--- Start ---

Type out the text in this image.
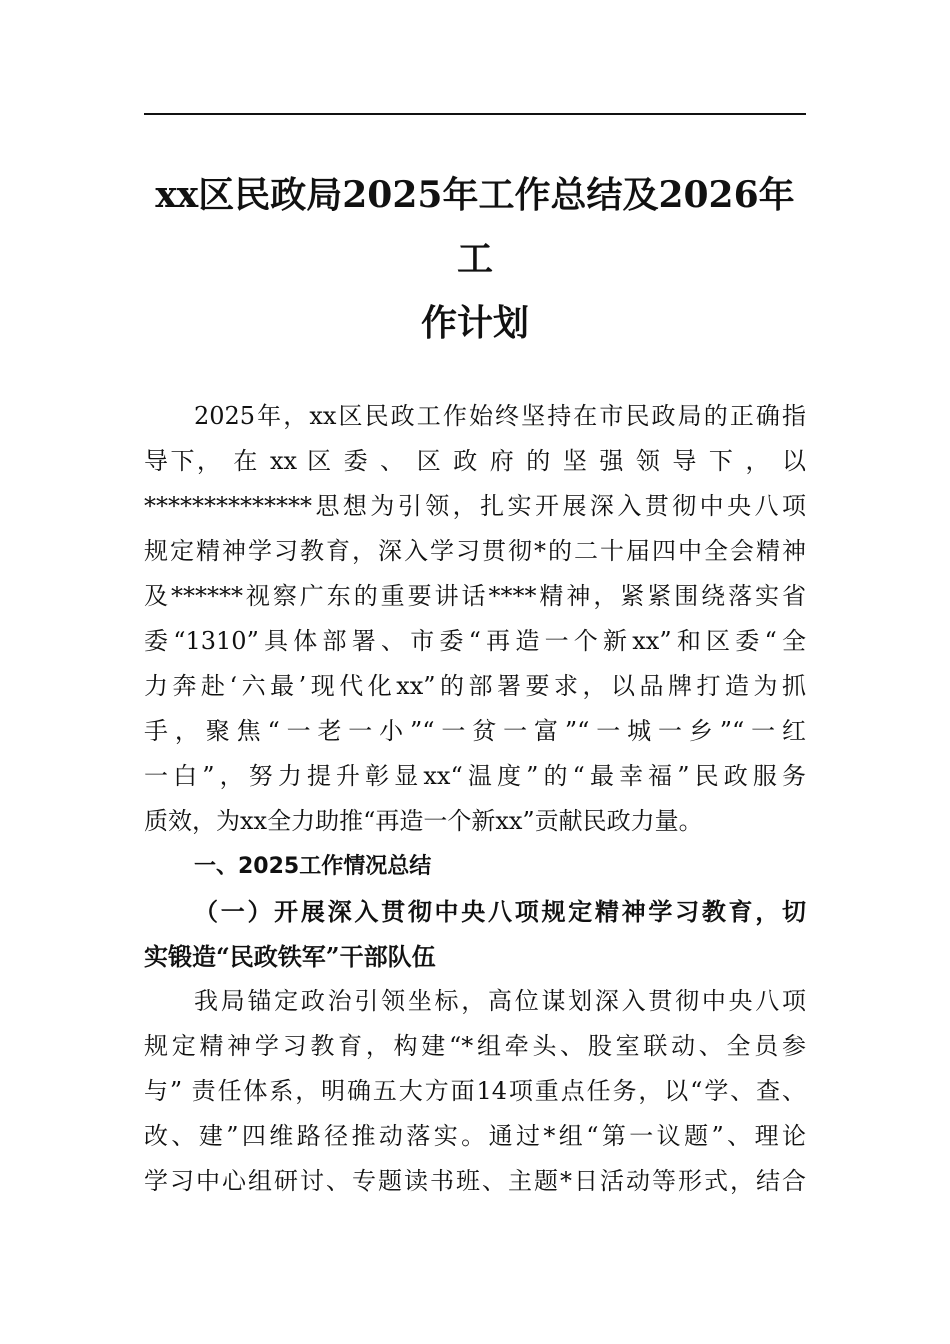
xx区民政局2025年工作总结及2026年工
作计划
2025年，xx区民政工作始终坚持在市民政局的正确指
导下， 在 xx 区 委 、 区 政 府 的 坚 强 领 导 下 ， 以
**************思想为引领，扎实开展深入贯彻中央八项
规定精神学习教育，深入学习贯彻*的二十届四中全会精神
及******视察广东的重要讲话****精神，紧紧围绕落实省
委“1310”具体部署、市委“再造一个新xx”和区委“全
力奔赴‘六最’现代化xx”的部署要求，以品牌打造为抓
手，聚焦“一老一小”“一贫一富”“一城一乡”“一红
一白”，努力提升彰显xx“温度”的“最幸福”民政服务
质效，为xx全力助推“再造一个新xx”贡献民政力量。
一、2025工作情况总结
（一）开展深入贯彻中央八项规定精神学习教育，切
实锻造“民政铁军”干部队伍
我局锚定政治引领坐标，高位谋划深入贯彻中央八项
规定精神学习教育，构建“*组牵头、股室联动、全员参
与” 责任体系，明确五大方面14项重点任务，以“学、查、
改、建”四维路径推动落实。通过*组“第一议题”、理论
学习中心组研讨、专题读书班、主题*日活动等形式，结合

--- End ---

(WORK TO BE COMPLETED)
From the listing above, copy all lines holding the word "再造一个新xx".

(COMPLETE OUTPUT)
委“1310”具体部署、市委“再造一个新xx”和区委“全
质效，为xx全力助推“再造一个新xx”贡献民政力量。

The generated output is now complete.